Collected data entries:
══════════

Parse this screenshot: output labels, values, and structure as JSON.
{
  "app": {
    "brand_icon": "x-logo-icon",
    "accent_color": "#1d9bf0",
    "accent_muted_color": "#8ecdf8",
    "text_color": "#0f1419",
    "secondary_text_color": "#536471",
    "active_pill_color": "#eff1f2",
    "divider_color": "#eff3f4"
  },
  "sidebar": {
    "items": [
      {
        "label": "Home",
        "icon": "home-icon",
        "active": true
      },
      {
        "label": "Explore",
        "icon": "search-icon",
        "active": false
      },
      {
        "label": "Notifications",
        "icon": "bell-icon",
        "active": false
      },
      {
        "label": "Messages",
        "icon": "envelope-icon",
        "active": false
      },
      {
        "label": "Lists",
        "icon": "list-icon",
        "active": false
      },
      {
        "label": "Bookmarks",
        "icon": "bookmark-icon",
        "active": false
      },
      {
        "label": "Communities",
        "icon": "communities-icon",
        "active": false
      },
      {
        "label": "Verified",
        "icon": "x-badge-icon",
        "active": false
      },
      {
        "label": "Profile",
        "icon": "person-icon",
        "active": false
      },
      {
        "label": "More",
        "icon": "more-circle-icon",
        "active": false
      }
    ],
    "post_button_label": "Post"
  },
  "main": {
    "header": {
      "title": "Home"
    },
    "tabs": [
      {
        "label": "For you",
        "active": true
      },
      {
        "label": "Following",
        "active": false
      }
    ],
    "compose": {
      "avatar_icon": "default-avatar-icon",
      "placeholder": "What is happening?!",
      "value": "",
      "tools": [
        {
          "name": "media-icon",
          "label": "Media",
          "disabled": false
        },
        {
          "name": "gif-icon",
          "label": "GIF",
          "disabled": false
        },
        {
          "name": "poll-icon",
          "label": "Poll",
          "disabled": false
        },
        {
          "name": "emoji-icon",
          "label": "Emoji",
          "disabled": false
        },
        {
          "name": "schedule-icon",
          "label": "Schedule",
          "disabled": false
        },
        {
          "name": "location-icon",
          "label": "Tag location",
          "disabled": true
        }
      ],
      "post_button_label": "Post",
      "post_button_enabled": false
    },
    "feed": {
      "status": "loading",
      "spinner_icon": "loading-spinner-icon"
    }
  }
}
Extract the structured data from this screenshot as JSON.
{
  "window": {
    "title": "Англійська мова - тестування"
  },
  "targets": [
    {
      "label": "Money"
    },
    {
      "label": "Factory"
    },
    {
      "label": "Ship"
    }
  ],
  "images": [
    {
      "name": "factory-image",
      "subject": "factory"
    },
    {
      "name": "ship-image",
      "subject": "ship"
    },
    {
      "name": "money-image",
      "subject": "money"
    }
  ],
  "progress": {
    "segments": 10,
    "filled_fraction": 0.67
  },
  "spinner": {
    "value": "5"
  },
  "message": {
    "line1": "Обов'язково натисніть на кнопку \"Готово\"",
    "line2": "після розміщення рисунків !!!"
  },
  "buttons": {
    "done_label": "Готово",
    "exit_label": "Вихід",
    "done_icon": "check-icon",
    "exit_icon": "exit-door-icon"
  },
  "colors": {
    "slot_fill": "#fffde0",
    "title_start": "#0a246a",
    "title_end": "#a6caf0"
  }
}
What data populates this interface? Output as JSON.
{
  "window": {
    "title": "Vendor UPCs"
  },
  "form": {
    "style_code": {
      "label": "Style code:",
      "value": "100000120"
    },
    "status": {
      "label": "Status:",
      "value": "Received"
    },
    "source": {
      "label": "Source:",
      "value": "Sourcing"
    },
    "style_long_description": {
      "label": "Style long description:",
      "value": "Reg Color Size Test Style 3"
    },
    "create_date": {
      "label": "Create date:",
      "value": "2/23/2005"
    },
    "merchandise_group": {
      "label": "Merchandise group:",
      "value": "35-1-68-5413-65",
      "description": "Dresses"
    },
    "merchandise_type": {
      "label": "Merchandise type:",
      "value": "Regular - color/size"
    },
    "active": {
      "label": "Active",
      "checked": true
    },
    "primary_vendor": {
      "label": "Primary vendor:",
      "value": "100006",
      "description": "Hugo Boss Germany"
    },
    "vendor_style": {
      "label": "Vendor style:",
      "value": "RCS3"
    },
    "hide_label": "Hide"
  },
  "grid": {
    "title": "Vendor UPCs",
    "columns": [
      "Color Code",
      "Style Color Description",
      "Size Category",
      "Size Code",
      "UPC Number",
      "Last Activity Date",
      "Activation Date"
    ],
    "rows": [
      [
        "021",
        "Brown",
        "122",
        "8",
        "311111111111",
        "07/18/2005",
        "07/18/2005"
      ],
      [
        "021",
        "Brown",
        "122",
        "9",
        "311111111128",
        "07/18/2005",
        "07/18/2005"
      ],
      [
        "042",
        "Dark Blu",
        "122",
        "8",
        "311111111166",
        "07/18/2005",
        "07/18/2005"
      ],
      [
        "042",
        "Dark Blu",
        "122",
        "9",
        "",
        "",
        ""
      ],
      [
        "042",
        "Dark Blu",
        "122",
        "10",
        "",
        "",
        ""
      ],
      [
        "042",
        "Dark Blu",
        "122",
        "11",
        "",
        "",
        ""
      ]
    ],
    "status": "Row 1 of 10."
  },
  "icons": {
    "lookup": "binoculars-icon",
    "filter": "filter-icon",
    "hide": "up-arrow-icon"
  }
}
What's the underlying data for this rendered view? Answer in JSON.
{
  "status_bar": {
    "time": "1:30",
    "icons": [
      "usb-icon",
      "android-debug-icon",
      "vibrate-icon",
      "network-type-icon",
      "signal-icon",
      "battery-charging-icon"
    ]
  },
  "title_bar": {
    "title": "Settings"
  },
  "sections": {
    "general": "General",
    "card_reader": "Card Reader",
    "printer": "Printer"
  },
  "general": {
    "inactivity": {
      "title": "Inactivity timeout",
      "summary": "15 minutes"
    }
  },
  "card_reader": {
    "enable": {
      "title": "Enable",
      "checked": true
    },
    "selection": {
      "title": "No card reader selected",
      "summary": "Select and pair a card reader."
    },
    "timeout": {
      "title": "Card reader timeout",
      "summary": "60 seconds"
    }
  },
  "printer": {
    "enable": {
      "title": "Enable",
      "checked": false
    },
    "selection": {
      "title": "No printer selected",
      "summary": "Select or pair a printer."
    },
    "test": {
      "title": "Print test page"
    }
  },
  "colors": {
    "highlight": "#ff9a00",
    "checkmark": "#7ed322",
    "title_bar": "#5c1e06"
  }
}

══════════

◆ **What you should do**
Report the number of lines in the listing that include the string "timeout"; give nothing but the number.

◆ **Exercise response**
3